▸ **WHAT TO WORK ON**
Find the lines that include the string "bottom" and report how many there are. Give no other text.

▸ **DATASET EXCERPTS**
◇ ◇ ◇ ◇ ◇

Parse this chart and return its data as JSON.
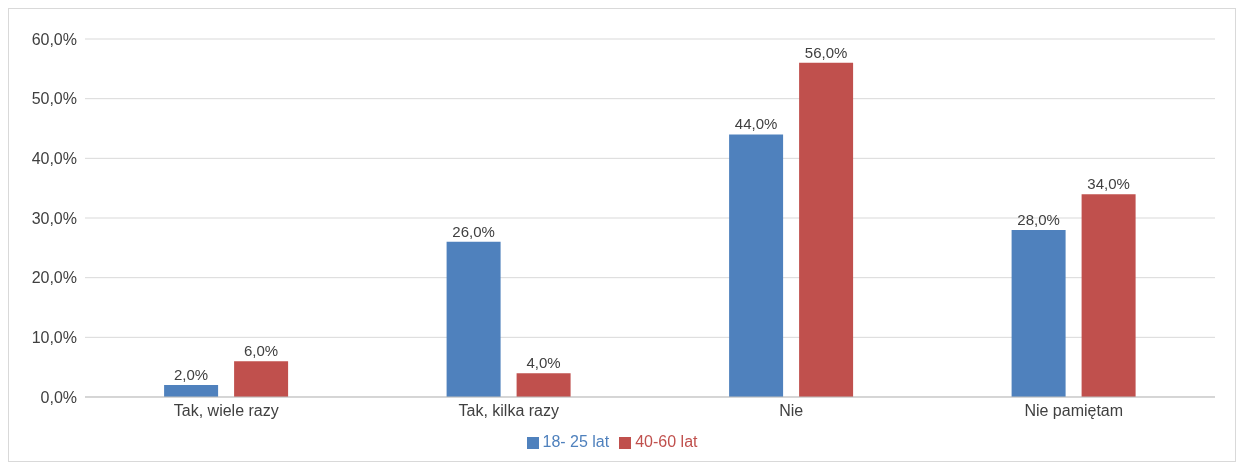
{
  "chart_data": {
    "type": "bar",
    "categories": [
      "Tak, wiele razy",
      "Tak, kilka razy",
      "Nie",
      "Nie pamiętam"
    ],
    "series": [
      {
        "name": "18- 25 lat",
        "color": "#4f81bd",
        "values": [
          2,
          26,
          44,
          28
        ],
        "value_labels": [
          "2,0%",
          "26,0%",
          "44,0%",
          "28,0%"
        ]
      },
      {
        "name": "40-60 lat",
        "color": "#c0504d",
        "values": [
          6,
          4,
          56,
          34
        ],
        "value_labels": [
          "6,0%",
          "4,0%",
          "56,0%",
          "34,0%"
        ]
      }
    ],
    "ylim": [
      0,
      60
    ],
    "yticks": [
      {
        "value": 0,
        "label": "0,0%"
      },
      {
        "value": 10,
        "label": "10,0%"
      },
      {
        "value": 20,
        "label": "20,0%"
      },
      {
        "value": 30,
        "label": "30,0%"
      },
      {
        "value": 40,
        "label": "40,0%"
      },
      {
        "value": 50,
        "label": "50,0%"
      },
      {
        "value": 60,
        "label": "60,0%"
      }
    ],
    "grid": "y",
    "legend": "bottom"
  }
}
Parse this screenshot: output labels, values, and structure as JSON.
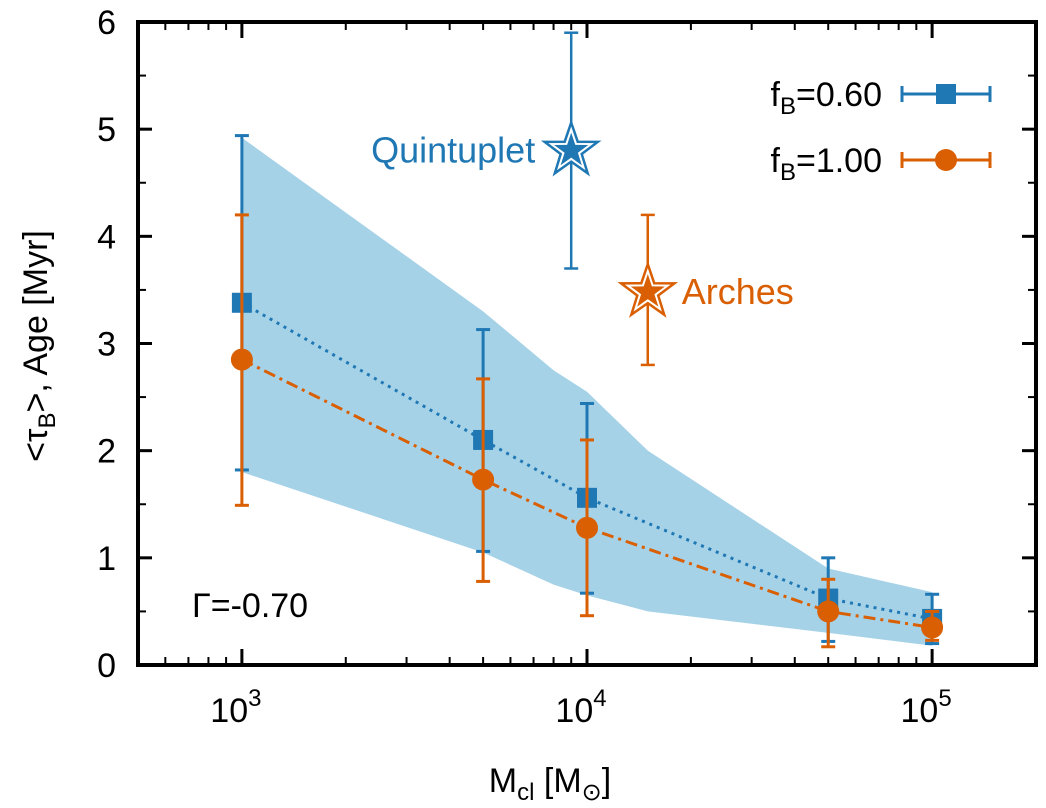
{
  "chart_data": {
    "type": "line",
    "xlabel": {
      "main": "M",
      "sub": "cl",
      "unit_open": " [M",
      "unit_sub": "⊙",
      "unit_close": "]"
    },
    "ylabel": {
      "pre": "<τ",
      "sub": "B",
      "post": ">, Age [Myr]"
    },
    "xscale": "log",
    "xlim": [
      500,
      200000
    ],
    "ylim": [
      0,
      6
    ],
    "xticks": [
      {
        "value": 1000,
        "base": "10",
        "exp": "3"
      },
      {
        "value": 10000,
        "base": "10",
        "exp": "4"
      },
      {
        "value": 100000,
        "base": "10",
        "exp": "5"
      }
    ],
    "yticks": [
      "0",
      "1",
      "2",
      "3",
      "4",
      "5",
      "6"
    ],
    "grid": false,
    "legend_position": "top-right",
    "series": [
      {
        "name_main": "f",
        "name_sub": "B",
        "name_rest": "=0.60",
        "color": "#1f78b4",
        "marker": "square",
        "line": "dotted",
        "x": [
          1000,
          5000,
          10000,
          50000,
          100000
        ],
        "y": [
          3.38,
          2.1,
          1.56,
          0.62,
          0.43
        ],
        "yerr_low": [
          1.82,
          1.06,
          0.67,
          0.22,
          0.2
        ],
        "yerr_high": [
          4.94,
          3.13,
          2.44,
          1.0,
          0.66
        ]
      },
      {
        "name_main": "f",
        "name_sub": "B",
        "name_rest": "=1.00",
        "color": "#d95f02",
        "marker": "circle",
        "line": "dash-dot",
        "x": [
          1000,
          5000,
          10000,
          50000,
          100000
        ],
        "y": [
          2.85,
          1.73,
          1.28,
          0.5,
          0.35
        ],
        "yerr_low": [
          1.49,
          0.78,
          0.46,
          0.17,
          0.23
        ],
        "yerr_high": [
          4.2,
          2.67,
          2.1,
          0.8,
          0.5
        ]
      }
    ],
    "band": {
      "color": "#a6d2e8",
      "x": [
        1000,
        5000,
        8000,
        10000,
        15000,
        50000,
        100000
      ],
      "y_upper": [
        4.92,
        3.3,
        2.75,
        2.55,
        2.0,
        0.9,
        0.68
      ],
      "y_lower": [
        1.8,
        1.05,
        0.75,
        0.65,
        0.5,
        0.3,
        0.18
      ]
    },
    "clusters": [
      {
        "label": "Quintuplet",
        "x": 9000,
        "y": 4.8,
        "yerr_low": 3.7,
        "yerr_high": 5.9,
        "color": "#1f78b4",
        "side": "left"
      },
      {
        "label": "Arches",
        "x": 15000,
        "y": 3.48,
        "yerr_low": 2.8,
        "yerr_high": 4.2,
        "color": "#d95f02",
        "side": "right"
      }
    ],
    "annotation": "Γ=-0.70"
  }
}
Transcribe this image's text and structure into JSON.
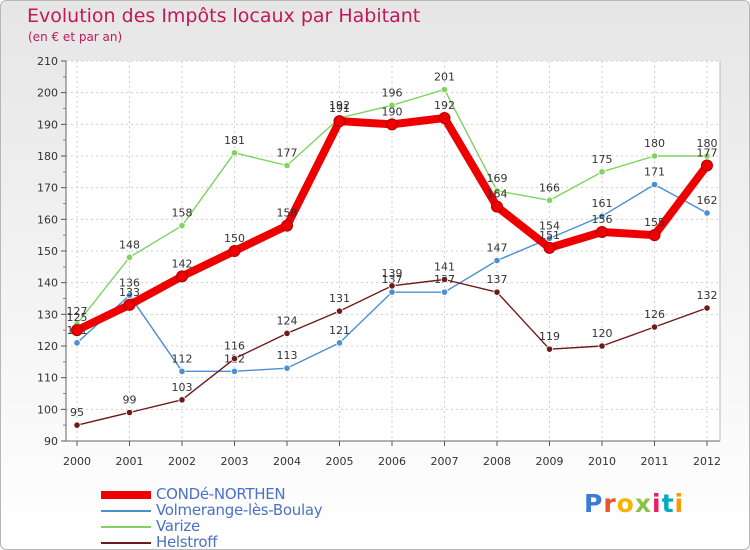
{
  "title": "Evolution des Impôts locaux par Habitant",
  "subtitle": "(en € et par an)",
  "logo": {
    "text": "Proxiti",
    "colors": [
      "#3a7bd5",
      "#e8542f",
      "#f4b400",
      "#8bc34a",
      "#e91e63",
      "#00acc1",
      "#ff9800"
    ]
  },
  "chart_data": {
    "type": "line",
    "x": [
      "2000",
      "2001",
      "2002",
      "2003",
      "2004",
      "2005",
      "2006",
      "2007",
      "2008",
      "2009",
      "2010",
      "2011",
      "2012"
    ],
    "ylim": [
      90,
      210
    ],
    "yticks": [
      "90",
      "100",
      "110",
      "120",
      "130",
      "140",
      "150",
      "160",
      "170",
      "180",
      "190",
      "200",
      "210"
    ],
    "grid": true,
    "legend_position": "bottom-left",
    "series": [
      {
        "name": "Volmerange-lès-Boulay",
        "color": "#4a8fd0",
        "values": [
          121,
          136,
          112,
          112,
          113,
          121,
          137,
          137,
          147,
          154,
          161,
          171,
          162
        ],
        "labels": [
          "121",
          "136",
          "112",
          "112",
          "113",
          "121",
          "137",
          "137",
          "147",
          "154",
          "161",
          "171",
          "162"
        ]
      },
      {
        "name": "Varize",
        "color": "#7fd35f",
        "values": [
          127,
          148,
          158,
          181,
          177,
          192,
          196,
          201,
          169,
          166,
          175,
          180,
          180
        ],
        "labels": [
          "127",
          "148",
          "158",
          "181",
          "177",
          "192",
          "196",
          "201",
          "169",
          "166",
          "175",
          "180",
          "180"
        ]
      },
      {
        "name": "Helstroff",
        "color": "#6e1a1a",
        "values": [
          95,
          99,
          103,
          116,
          124,
          131,
          139,
          141,
          137,
          119,
          120,
          126,
          132
        ],
        "labels": [
          "95",
          "99",
          "103",
          "116",
          "124",
          "131",
          "139",
          "141",
          "137",
          "119",
          "120",
          "126",
          "132"
        ]
      },
      {
        "name": "CONDé-NORTHEN",
        "color": "#ee0000",
        "values": [
          125,
          133,
          142,
          150,
          158,
          191,
          190,
          192,
          164,
          151,
          156,
          155,
          177
        ],
        "labels": [
          "125",
          "133",
          "142",
          "150",
          "158",
          "191",
          "190",
          "192",
          "164",
          "151",
          "156",
          "155",
          "177"
        ]
      }
    ],
    "legend": [
      "CONDé-NORTHEN",
      "Volmerange-lès-Boulay",
      "Varize",
      "Helstroff"
    ]
  }
}
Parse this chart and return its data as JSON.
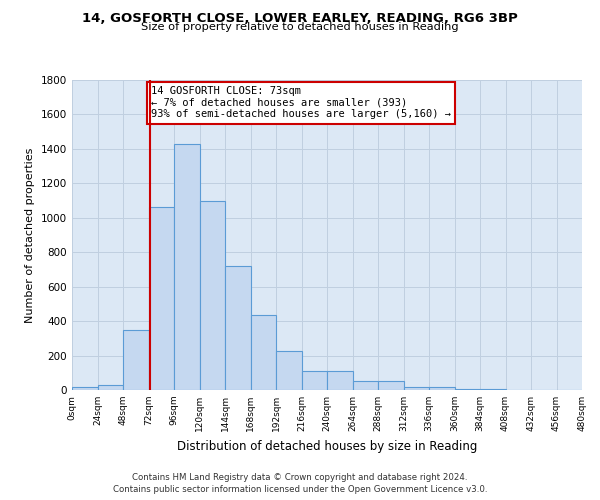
{
  "title": "14, GOSFORTH CLOSE, LOWER EARLEY, READING, RG6 3BP",
  "subtitle": "Size of property relative to detached houses in Reading",
  "xlabel": "Distribution of detached houses by size in Reading",
  "ylabel": "Number of detached properties",
  "bar_color": "#c5d8f0",
  "bar_edge_color": "#5b9bd5",
  "background_color": "#ffffff",
  "plot_bg_color": "#dce8f5",
  "grid_color": "#c0cfe0",
  "bin_edges": [
    0,
    24,
    48,
    72,
    96,
    120,
    144,
    168,
    192,
    216,
    240,
    264,
    288,
    312,
    336,
    360,
    384,
    408,
    432,
    456,
    480
  ],
  "bar_heights": [
    15,
    30,
    350,
    1060,
    1430,
    1095,
    720,
    435,
    225,
    110,
    110,
    55,
    50,
    20,
    20,
    5,
    8,
    0,
    0,
    0
  ],
  "vline_x": 73,
  "vline_color": "#cc0000",
  "annotation_text": "14 GOSFORTH CLOSE: 73sqm\n← 7% of detached houses are smaller (393)\n93% of semi-detached houses are larger (5,160) →",
  "annotation_box_color": "#ffffff",
  "annotation_box_edge": "#cc0000",
  "ylim": [
    0,
    1800
  ],
  "yticks": [
    0,
    200,
    400,
    600,
    800,
    1000,
    1200,
    1400,
    1600,
    1800
  ],
  "xtick_labels": [
    "0sqm",
    "24sqm",
    "48sqm",
    "72sqm",
    "96sqm",
    "120sqm",
    "144sqm",
    "168sqm",
    "192sqm",
    "216sqm",
    "240sqm",
    "264sqm",
    "288sqm",
    "312sqm",
    "336sqm",
    "360sqm",
    "384sqm",
    "408sqm",
    "432sqm",
    "456sqm",
    "480sqm"
  ],
  "footer_line1": "Contains HM Land Registry data © Crown copyright and database right 2024.",
  "footer_line2": "Contains public sector information licensed under the Open Government Licence v3.0."
}
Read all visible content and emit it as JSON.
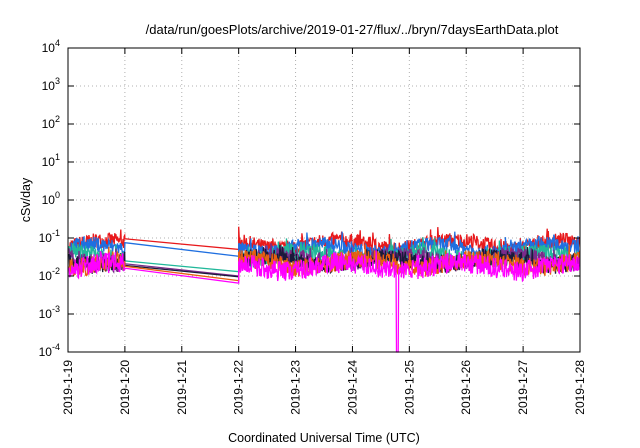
{
  "chart_data": {
    "type": "line",
    "title": "/data/run/goesPlots/archive/2019-01-27/flux/../bryn/7daysEarthData.plot",
    "xlabel": "Coordinated Universal Time (UTC)",
    "ylabel": "cSv/day",
    "y_scale": "log",
    "ylim": [
      0.0001,
      10000
    ],
    "xlim": [
      "2019-01-19",
      "2019-01-28"
    ],
    "grid": true,
    "legend": "none",
    "x_tick_labels": [
      "2019-1-19",
      "2019-1-20",
      "2019-1-21",
      "2019-1-22",
      "2019-1-23",
      "2019-1-24",
      "2019-1-25",
      "2019-1-26",
      "2019-1-27",
      "2019-1-28"
    ],
    "y_ticks": [
      {
        "base": "10",
        "exp": "-4"
      },
      {
        "base": "10",
        "exp": "-3"
      },
      {
        "base": "10",
        "exp": "-2"
      },
      {
        "base": "10",
        "exp": "-1"
      },
      {
        "base": "10",
        "exp": "0"
      },
      {
        "base": "10",
        "exp": "1"
      },
      {
        "base": "10",
        "exp": "2"
      },
      {
        "base": "10",
        "exp": "3"
      },
      {
        "base": "10",
        "exp": "4"
      }
    ],
    "data_gap": {
      "start": "2019-01-20",
      "end": "2019-01-22"
    },
    "dropout": {
      "at": "2019-01-24 19:00",
      "min": 0.0001
    },
    "series": [
      {
        "color": "#e8191c",
        "level": 0.07,
        "gap_start": 0.095,
        "gap_end": 0.05
      },
      {
        "color": "#1f6fe0",
        "level": 0.055,
        "gap_start": 0.075,
        "gap_end": 0.033
      },
      {
        "color": "#21b89a",
        "level": 0.035,
        "gap_start": 0.025,
        "gap_end": 0.013
      },
      {
        "color": "#7a2a8a",
        "level": 0.028,
        "gap_start": 0.021,
        "gap_end": 0.01
      },
      {
        "color": "#1a1a3a",
        "level": 0.025,
        "gap_start": 0.019,
        "gap_end": 0.0095
      },
      {
        "color": "#e86010",
        "level": 0.022,
        "gap_start": 0.018,
        "gap_end": 0.0075
      },
      {
        "color": "#ff00ff",
        "level": 0.018,
        "gap_start": 0.016,
        "gap_end": 0.0065
      }
    ]
  }
}
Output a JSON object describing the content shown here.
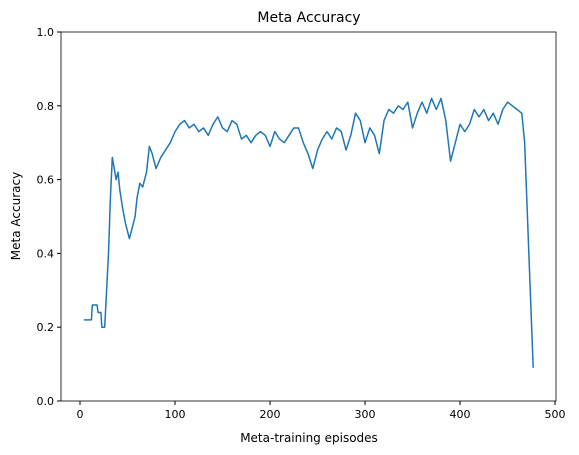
{
  "chart_data": {
    "type": "line",
    "title": "Meta Accuracy",
    "xlabel": "Meta-training episodes",
    "ylabel": "Meta Accuracy",
    "x": [
      4,
      12,
      13,
      18,
      19,
      22,
      23,
      26,
      28,
      30,
      32,
      34,
      36,
      38,
      40,
      42,
      45,
      48,
      50,
      52,
      55,
      58,
      60,
      63,
      66,
      70,
      73,
      76,
      80,
      85,
      90,
      95,
      100,
      105,
      110,
      115,
      120,
      125,
      130,
      135,
      140,
      145,
      150,
      155,
      160,
      165,
      170,
      175,
      180,
      185,
      190,
      195,
      200,
      205,
      210,
      215,
      220,
      225,
      230,
      235,
      240,
      245,
      250,
      255,
      260,
      265,
      270,
      275,
      280,
      285,
      290,
      295,
      300,
      305,
      310,
      315,
      320,
      325,
      330,
      335,
      340,
      345,
      350,
      355,
      360,
      365,
      370,
      375,
      380,
      385,
      390,
      395,
      400,
      405,
      410,
      415,
      420,
      425,
      430,
      435,
      440,
      445,
      450,
      455,
      460,
      465,
      468,
      477
    ],
    "series": [
      {
        "name": "Meta Accuracy",
        "color": "#1f77b4",
        "values": [
          0.22,
          0.22,
          0.26,
          0.26,
          0.24,
          0.24,
          0.2,
          0.2,
          0.3,
          0.4,
          0.55,
          0.66,
          0.63,
          0.6,
          0.62,
          0.57,
          0.52,
          0.48,
          0.46,
          0.44,
          0.47,
          0.5,
          0.55,
          0.59,
          0.58,
          0.62,
          0.69,
          0.67,
          0.63,
          0.66,
          0.68,
          0.7,
          0.73,
          0.75,
          0.76,
          0.74,
          0.75,
          0.73,
          0.74,
          0.72,
          0.75,
          0.77,
          0.74,
          0.73,
          0.76,
          0.75,
          0.71,
          0.72,
          0.7,
          0.72,
          0.73,
          0.72,
          0.69,
          0.73,
          0.71,
          0.7,
          0.72,
          0.74,
          0.74,
          0.7,
          0.67,
          0.63,
          0.68,
          0.71,
          0.73,
          0.71,
          0.74,
          0.73,
          0.68,
          0.72,
          0.78,
          0.76,
          0.7,
          0.74,
          0.72,
          0.67,
          0.76,
          0.79,
          0.78,
          0.8,
          0.79,
          0.81,
          0.74,
          0.78,
          0.81,
          0.78,
          0.82,
          0.79,
          0.82,
          0.76,
          0.65,
          0.7,
          0.75,
          0.73,
          0.75,
          0.79,
          0.77,
          0.79,
          0.76,
          0.78,
          0.75,
          0.79,
          0.81,
          0.8,
          0.79,
          0.78,
          0.7,
          0.09
        ]
      }
    ],
    "xlim": [
      -20,
      501
    ],
    "ylim": [
      0,
      1
    ],
    "xticks": [
      0,
      100,
      200,
      300,
      400,
      500
    ],
    "yticks": [
      {
        "value": 0,
        "label": "0.0"
      },
      0.2,
      0.4,
      0.6,
      0.8,
      {
        "value": 1,
        "label": "1.0"
      }
    ]
  }
}
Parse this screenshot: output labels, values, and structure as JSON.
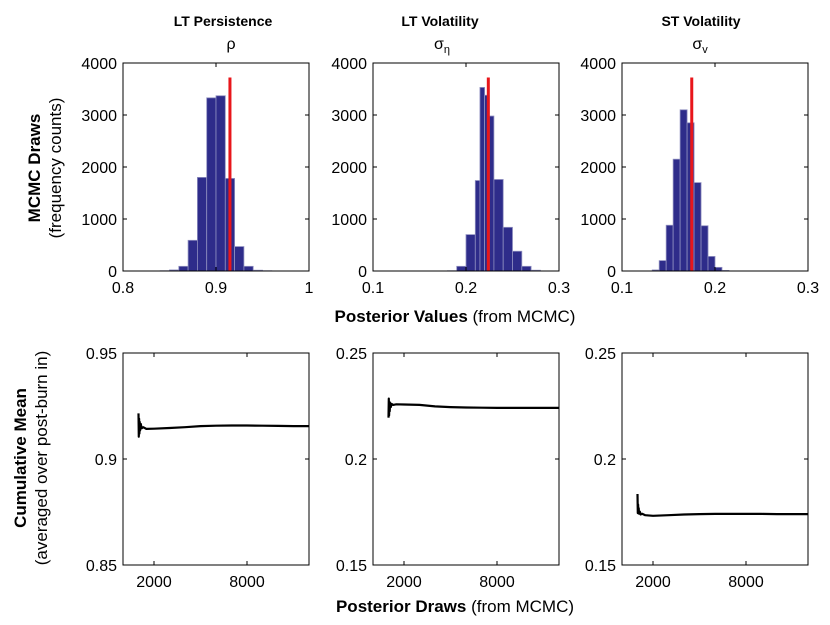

◇ ◇ ◇ ◇ ◇

▸ **OUTPUT OF THE EXERCISE**
2